### Exercise aim
Rewrite the lines of data below with each "Rosenberg" changed to "Bianchi" and nothing else altered.

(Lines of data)
******************************

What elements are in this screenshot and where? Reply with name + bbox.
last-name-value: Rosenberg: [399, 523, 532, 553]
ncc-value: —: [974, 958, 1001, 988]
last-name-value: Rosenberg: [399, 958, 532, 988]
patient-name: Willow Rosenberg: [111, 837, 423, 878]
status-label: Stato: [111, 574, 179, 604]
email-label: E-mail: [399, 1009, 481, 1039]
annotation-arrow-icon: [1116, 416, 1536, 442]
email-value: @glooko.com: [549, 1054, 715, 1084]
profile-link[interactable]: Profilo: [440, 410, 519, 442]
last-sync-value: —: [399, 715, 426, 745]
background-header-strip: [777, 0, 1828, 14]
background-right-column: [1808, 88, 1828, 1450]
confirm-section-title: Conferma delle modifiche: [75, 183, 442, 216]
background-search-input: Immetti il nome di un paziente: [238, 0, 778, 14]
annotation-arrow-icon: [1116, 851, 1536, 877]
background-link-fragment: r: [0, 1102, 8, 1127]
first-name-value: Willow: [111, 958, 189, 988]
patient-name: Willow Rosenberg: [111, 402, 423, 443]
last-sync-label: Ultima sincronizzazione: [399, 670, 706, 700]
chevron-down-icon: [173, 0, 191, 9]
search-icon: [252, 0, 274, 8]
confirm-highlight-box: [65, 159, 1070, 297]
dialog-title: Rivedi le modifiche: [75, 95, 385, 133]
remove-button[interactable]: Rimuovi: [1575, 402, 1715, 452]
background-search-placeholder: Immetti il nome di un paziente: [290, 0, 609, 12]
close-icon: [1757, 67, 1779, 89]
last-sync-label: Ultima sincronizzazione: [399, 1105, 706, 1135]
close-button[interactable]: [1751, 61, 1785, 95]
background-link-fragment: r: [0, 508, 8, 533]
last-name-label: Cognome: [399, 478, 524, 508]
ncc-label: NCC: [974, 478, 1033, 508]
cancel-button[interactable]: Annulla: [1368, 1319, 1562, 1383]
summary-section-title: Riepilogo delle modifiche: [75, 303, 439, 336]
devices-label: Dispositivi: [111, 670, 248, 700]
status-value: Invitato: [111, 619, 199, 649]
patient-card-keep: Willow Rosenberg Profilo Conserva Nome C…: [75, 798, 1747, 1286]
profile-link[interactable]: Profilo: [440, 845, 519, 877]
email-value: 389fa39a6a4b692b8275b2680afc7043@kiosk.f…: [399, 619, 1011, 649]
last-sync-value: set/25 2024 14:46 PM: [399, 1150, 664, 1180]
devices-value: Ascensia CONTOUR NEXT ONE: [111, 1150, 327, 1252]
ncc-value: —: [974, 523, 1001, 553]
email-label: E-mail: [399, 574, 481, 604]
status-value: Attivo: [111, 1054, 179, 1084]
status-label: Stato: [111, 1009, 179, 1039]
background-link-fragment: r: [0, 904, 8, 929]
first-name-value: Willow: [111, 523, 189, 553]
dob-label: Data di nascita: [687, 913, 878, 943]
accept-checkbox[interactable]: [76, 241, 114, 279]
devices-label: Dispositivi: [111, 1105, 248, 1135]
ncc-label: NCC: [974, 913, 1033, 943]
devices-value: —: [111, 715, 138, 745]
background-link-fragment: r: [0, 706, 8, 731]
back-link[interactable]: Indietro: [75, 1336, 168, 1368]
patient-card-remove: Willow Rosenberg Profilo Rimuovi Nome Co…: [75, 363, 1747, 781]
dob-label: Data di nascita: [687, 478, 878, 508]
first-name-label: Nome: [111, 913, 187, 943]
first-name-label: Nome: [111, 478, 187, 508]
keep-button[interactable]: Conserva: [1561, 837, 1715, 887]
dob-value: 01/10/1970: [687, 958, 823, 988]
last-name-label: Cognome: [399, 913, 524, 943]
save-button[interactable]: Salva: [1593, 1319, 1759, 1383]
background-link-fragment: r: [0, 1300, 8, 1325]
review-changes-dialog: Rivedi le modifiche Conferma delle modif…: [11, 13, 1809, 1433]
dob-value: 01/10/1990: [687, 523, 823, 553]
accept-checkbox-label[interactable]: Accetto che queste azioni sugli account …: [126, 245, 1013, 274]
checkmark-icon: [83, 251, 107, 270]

******************************

### Response to the task
What elements are in this screenshot and where? Reply with name + bbox.
last-name-value: Bianchi: [399, 523, 532, 553]
ncc-value: —: [974, 958, 1001, 988]
last-name-value: Bianchi: [399, 958, 532, 988]
patient-name: Willow Bianchi: [111, 837, 423, 878]
status-label: Stato: [111, 574, 179, 604]
email-label: E-mail: [399, 1009, 481, 1039]
annotation-arrow-icon: [1116, 416, 1536, 442]
email-value: @glooko.com: [549, 1054, 715, 1084]
profile-link[interactable]: Profilo: [440, 410, 519, 442]
last-sync-value: —: [399, 715, 426, 745]
background-header-strip: [777, 0, 1828, 14]
background-right-column: [1808, 88, 1828, 1450]
confirm-section-title: Conferma delle modifiche: [75, 183, 442, 216]
background-search-input: Immetti il nome di un paziente: [238, 0, 778, 14]
annotation-arrow-icon: [1116, 851, 1536, 877]
background-link-fragment: r: [0, 1102, 8, 1127]
first-name-value: Willow: [111, 958, 189, 988]
patient-name: Willow Bianchi: [111, 402, 423, 443]
last-sync-label: Ultima sincronizzazione: [399, 670, 706, 700]
chevron-down-icon: [173, 0, 191, 9]
search-icon: [252, 0, 274, 8]
confirm-highlight-box: [65, 159, 1070, 297]
dialog-title: Rivedi le modifiche: [75, 95, 385, 133]
remove-button[interactable]: Rimuovi: [1575, 402, 1715, 452]
background-search-placeholder: Immetti il nome di un paziente: [290, 0, 609, 12]
close-icon: [1757, 67, 1779, 89]
last-sync-label: Ultima sincronizzazione: [399, 1105, 706, 1135]
close-button[interactable]: [1751, 61, 1785, 95]
background-link-fragment: r: [0, 508, 8, 533]
last-name-label: Cognome: [399, 478, 524, 508]
ncc-label: NCC: [974, 478, 1033, 508]
cancel-button[interactable]: Annulla: [1368, 1319, 1562, 1383]
summary-section-title: Riepilogo delle modifiche: [75, 303, 439, 336]
devices-label: Dispositivi: [111, 670, 248, 700]
status-value: Invitato: [111, 619, 199, 649]
patient-card-keep: Willow Bianchi Profilo Conserva Nome C…: [75, 798, 1747, 1286]
profile-link[interactable]: Profilo: [440, 845, 519, 877]
email-value: 389fa39a6a4b692b8275b2680afc7043@kiosk.f…: [399, 619, 1011, 649]
last-sync-value: set/25 2024 14:46 PM: [399, 1150, 664, 1180]
devices-value: Ascensia CONTOUR NEXT ONE: [111, 1150, 327, 1252]
ncc-value: —: [974, 523, 1001, 553]
email-label: E-mail: [399, 574, 481, 604]
status-value: Attivo: [111, 1054, 179, 1084]
status-label: Stato: [111, 1009, 179, 1039]
background-link-fragment: r: [0, 904, 8, 929]
first-name-value: Willow: [111, 523, 189, 553]
dob-label: Data di nascita: [687, 913, 878, 943]
accept-checkbox[interactable]: [76, 241, 114, 279]
devices-label: Dispositivi: [111, 1105, 248, 1135]
ncc-label: NCC: [974, 913, 1033, 943]
devices-value: —: [111, 715, 138, 745]
background-link-fragment: r: [0, 706, 8, 731]
back-link[interactable]: Indietro: [75, 1336, 168, 1368]
patient-card-remove: Willow Bianchi Profilo Rimuovi Nome Co…: [75, 363, 1747, 781]
dob-label: Data di nascita: [687, 478, 878, 508]
first-name-label: Nome: [111, 913, 187, 943]
first-name-label: Nome: [111, 478, 187, 508]
keep-button[interactable]: Conserva: [1561, 837, 1715, 887]
dob-value: 01/10/1970: [687, 958, 823, 988]
last-name-label: Cognome: [399, 913, 524, 943]
save-button[interactable]: Salva: [1593, 1319, 1759, 1383]
background-link-fragment: r: [0, 1300, 8, 1325]
review-changes-dialog: Rivedi le modifiche Conferma delle modif…: [11, 13, 1809, 1433]
dob-value: 01/10/1990: [687, 523, 823, 553]
accept-checkbox-label[interactable]: Accetto che queste azioni sugli account …: [126, 245, 1013, 274]
checkmark-icon: [83, 251, 107, 270]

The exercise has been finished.